QUOTED TEXT:
Authors: Charles Jin
Abstract: As language models (LMs) deliver increasing performance on a range of NLP
tasks, probing classifiers have become an indispensable technique in the effort
to better understand their inner workings. A typical setup involves (1)
defining an auxiliary task consisting of a dataset of text annotated with
labels, then (2) supervising small classifiers to predict the labels from the
representations of a pretrained LM as it processed the dataset. A high probing
accuracy is interpreted as evidence that the LM has learned to perform the
auxiliary task as an unsupervised byproduct of its original pretraining
objective. Despite the widespread usage of probes, however, the robust design
and analysis of probing experiments remains a challenge. We develop a formal
perspective on probing using structural causal models (SCM). Specifically,
given an SCM which explains the distribution of tokens observed during
training, we frame the central hypothesis as whether the LM has learned to
represent the latent variables of the SCM. Empirically, we extend a recent
study of LMs in the context of a synthetic grid-world navigation task, where
having an exact model of the underlying causal structure allows us to draw
strong inferences from the result of probing experiments. Our techniques
provide robust empirical evidence for the ability of LMs to learn the latent
causal concepts underlying text.
Source: http://arxiv.org/abs/2407.13765v1

GIVEN RECORDS:

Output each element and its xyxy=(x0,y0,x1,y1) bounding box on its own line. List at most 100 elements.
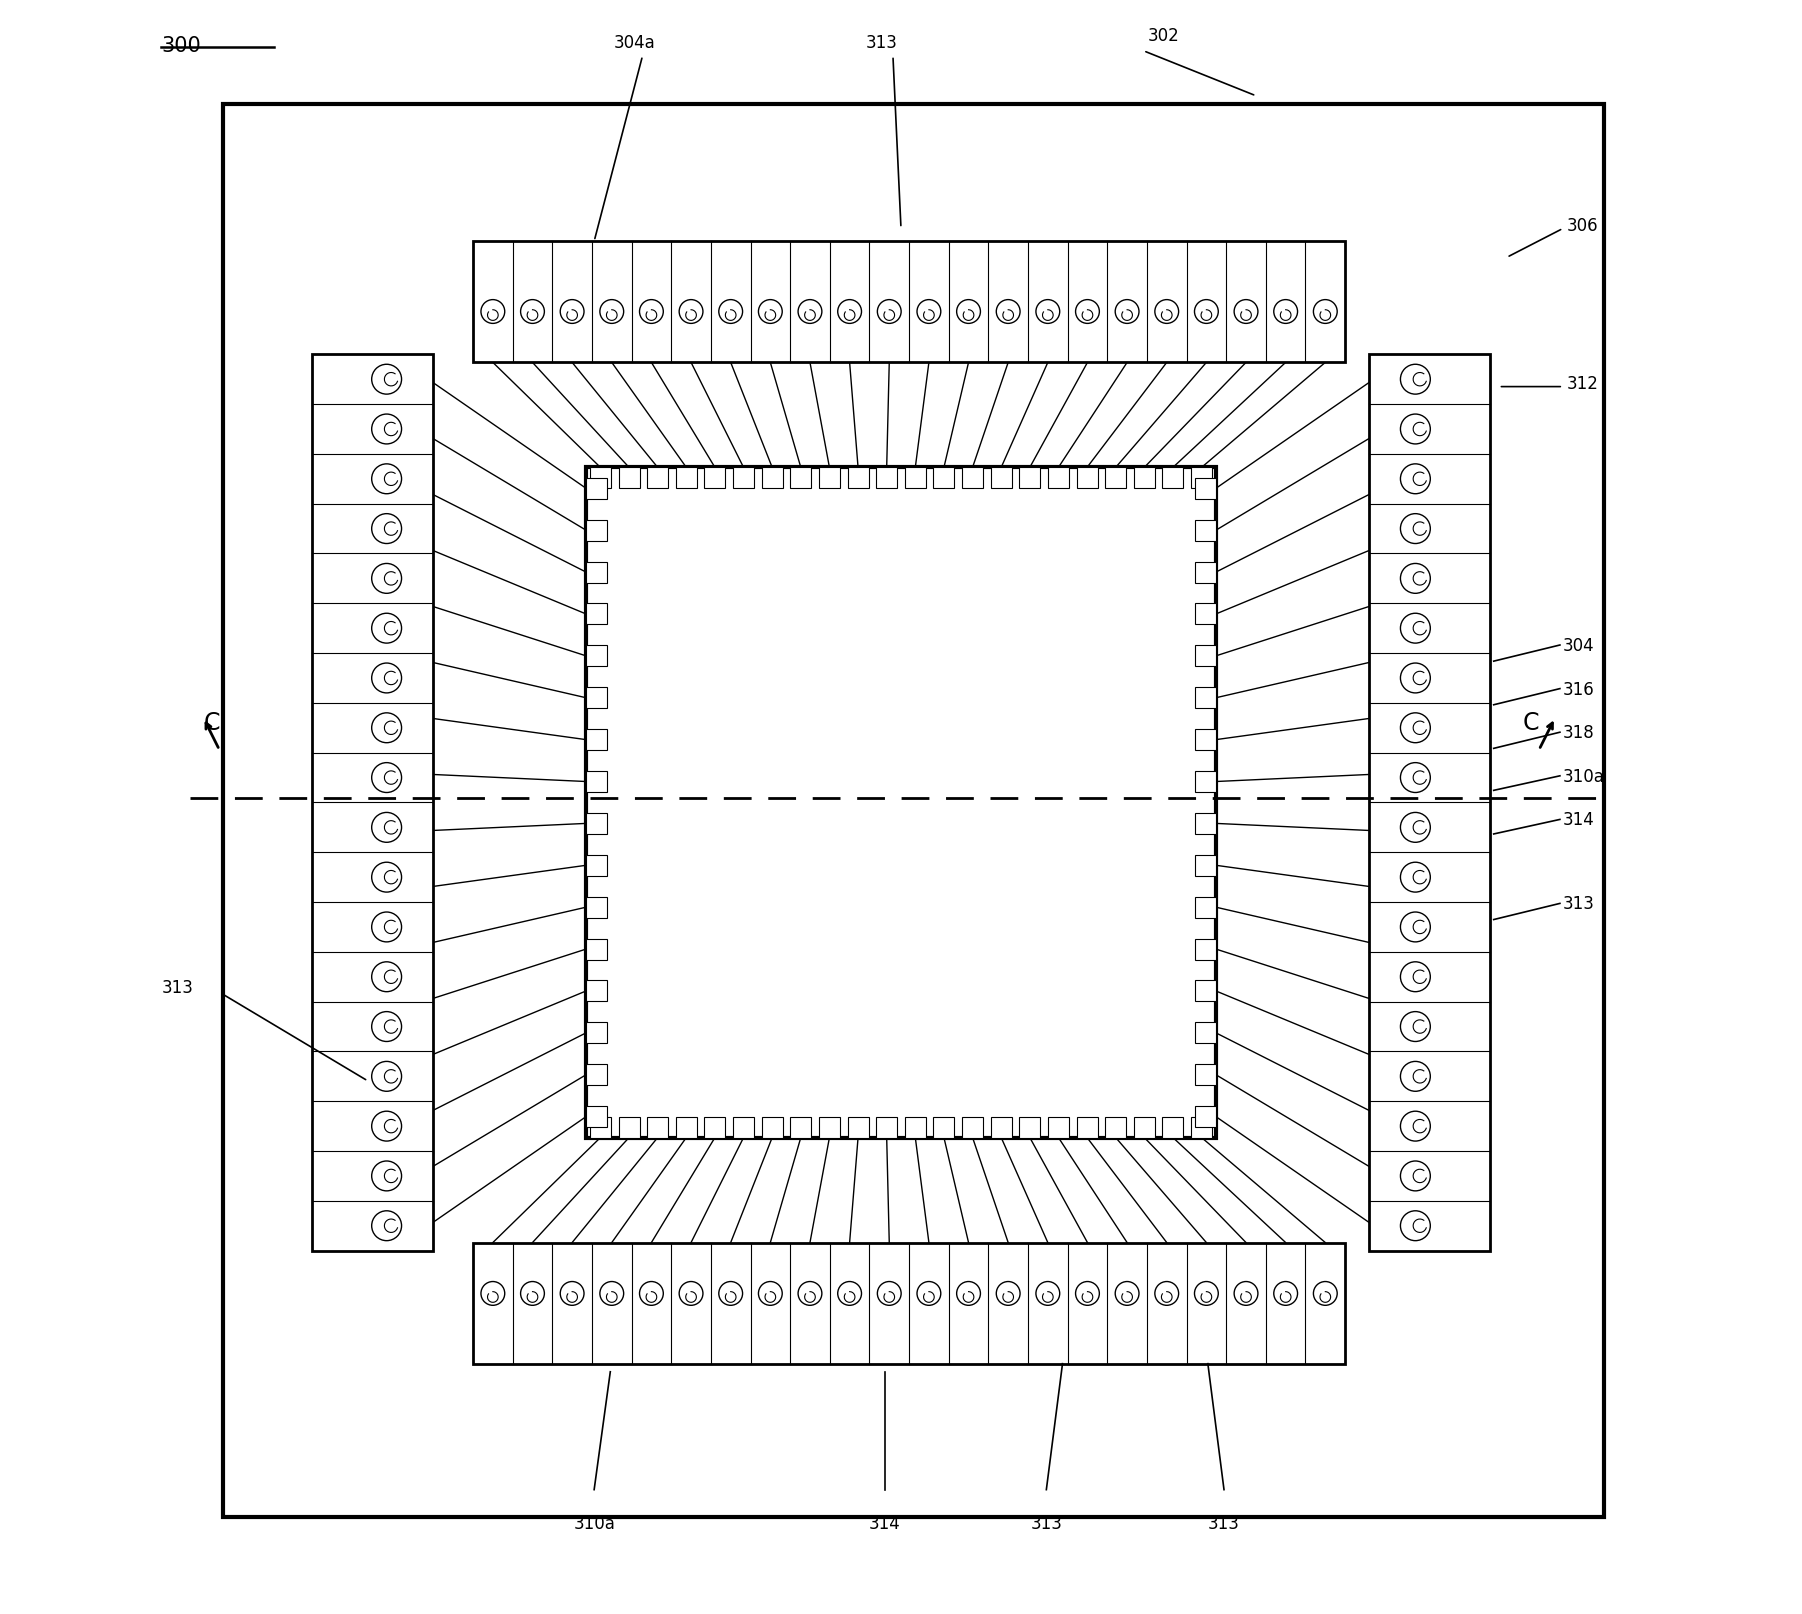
Bar xyxy=(1195,813,1216,834)
Bar xyxy=(962,1117,984,1138)
Bar xyxy=(1162,468,1184,489)
Text: 316: 316 xyxy=(1562,679,1595,699)
Text: 318: 318 xyxy=(1562,723,1595,742)
Bar xyxy=(991,1117,1011,1138)
Bar xyxy=(586,562,607,583)
Bar xyxy=(1191,468,1213,489)
Bar xyxy=(586,771,607,792)
Bar xyxy=(1162,1117,1184,1138)
Text: 300: 300 xyxy=(162,36,202,55)
Bar xyxy=(586,1107,607,1128)
Bar xyxy=(1191,1117,1213,1138)
Bar xyxy=(1195,981,1216,1002)
Bar xyxy=(876,468,897,489)
Bar xyxy=(791,1117,811,1138)
Bar xyxy=(1195,771,1216,792)
Bar xyxy=(1195,520,1216,541)
Bar xyxy=(818,1117,840,1138)
Bar xyxy=(1133,468,1155,489)
Bar xyxy=(1195,1023,1216,1044)
Bar xyxy=(589,1117,611,1138)
Bar xyxy=(962,468,984,489)
Bar xyxy=(586,939,607,960)
Bar xyxy=(586,520,607,541)
Text: 313: 313 xyxy=(1562,894,1595,914)
Bar xyxy=(1370,355,1490,1251)
Text: 313: 313 xyxy=(865,34,897,52)
Bar xyxy=(733,1117,753,1138)
Bar xyxy=(1195,939,1216,960)
Text: 312: 312 xyxy=(1566,374,1598,394)
Bar xyxy=(589,468,611,489)
Bar xyxy=(647,1117,669,1138)
Text: 313: 313 xyxy=(1031,1514,1063,1532)
Bar xyxy=(676,1117,697,1138)
Bar xyxy=(1195,897,1216,918)
Text: C: C xyxy=(1523,710,1539,734)
Bar xyxy=(933,468,955,489)
Bar xyxy=(762,468,782,489)
Bar xyxy=(1133,1117,1155,1138)
Bar xyxy=(1195,1107,1216,1128)
Bar xyxy=(586,813,607,834)
Bar xyxy=(905,468,926,489)
Bar xyxy=(223,105,1604,1517)
Text: 314: 314 xyxy=(1562,810,1595,830)
Bar xyxy=(676,468,697,489)
Bar xyxy=(1105,468,1126,489)
Bar xyxy=(474,1243,1344,1364)
Bar xyxy=(1105,1117,1126,1138)
Bar xyxy=(1195,562,1216,583)
Bar xyxy=(474,242,1344,363)
Text: 304a: 304a xyxy=(614,34,656,52)
Bar xyxy=(1195,688,1216,709)
Bar xyxy=(586,468,1216,1138)
Bar xyxy=(847,468,869,489)
Bar xyxy=(586,730,607,751)
Bar xyxy=(933,1117,955,1138)
Text: 313: 313 xyxy=(1207,1514,1240,1532)
Text: C: C xyxy=(204,710,220,734)
Bar xyxy=(586,604,607,625)
Bar xyxy=(586,478,607,499)
Bar xyxy=(1195,646,1216,667)
Bar xyxy=(586,646,607,667)
Bar xyxy=(705,1117,726,1138)
Bar xyxy=(586,1023,607,1044)
Bar xyxy=(762,1117,782,1138)
Bar xyxy=(791,468,811,489)
Bar xyxy=(647,468,669,489)
Bar xyxy=(586,688,607,709)
Bar xyxy=(876,1117,897,1138)
Bar xyxy=(312,355,432,1251)
Text: 304: 304 xyxy=(1562,636,1595,655)
Text: 302: 302 xyxy=(1148,27,1180,45)
Bar xyxy=(847,1117,869,1138)
Text: 310a: 310a xyxy=(573,1514,614,1532)
Bar xyxy=(1020,468,1040,489)
Bar xyxy=(905,1117,926,1138)
Bar xyxy=(1020,1117,1040,1138)
Text: 313: 313 xyxy=(162,978,193,997)
Bar xyxy=(586,897,607,918)
Bar xyxy=(1195,855,1216,876)
Bar xyxy=(705,468,726,489)
Text: 314: 314 xyxy=(869,1514,901,1532)
Bar xyxy=(1076,1117,1097,1138)
Bar xyxy=(618,1117,640,1138)
Text: 310a: 310a xyxy=(1562,767,1606,786)
Text: 306: 306 xyxy=(1566,216,1598,236)
Bar xyxy=(1195,604,1216,625)
Bar xyxy=(733,468,753,489)
Bar xyxy=(586,855,607,876)
Bar xyxy=(1049,468,1069,489)
Bar xyxy=(586,981,607,1002)
Bar xyxy=(618,468,640,489)
Bar xyxy=(586,1065,607,1086)
Bar xyxy=(991,468,1011,489)
Bar xyxy=(1195,1065,1216,1086)
Bar xyxy=(818,468,840,489)
Bar xyxy=(1076,468,1097,489)
Bar xyxy=(1195,478,1216,499)
Bar xyxy=(1049,1117,1069,1138)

STATED EXERCISE:
Reproduce the stretch of the probing abstract from "Authors: Charles Jin" through "setup involves (1)".

TASK RESPONSE:
Authors: Charles Jin
Abstract: As language models (LMs) deliver increasing performance on a range of NLP
tasks, probing classifiers have become an indispensable technique in the effort
to better understand their inner workings. A typical setup involves (1)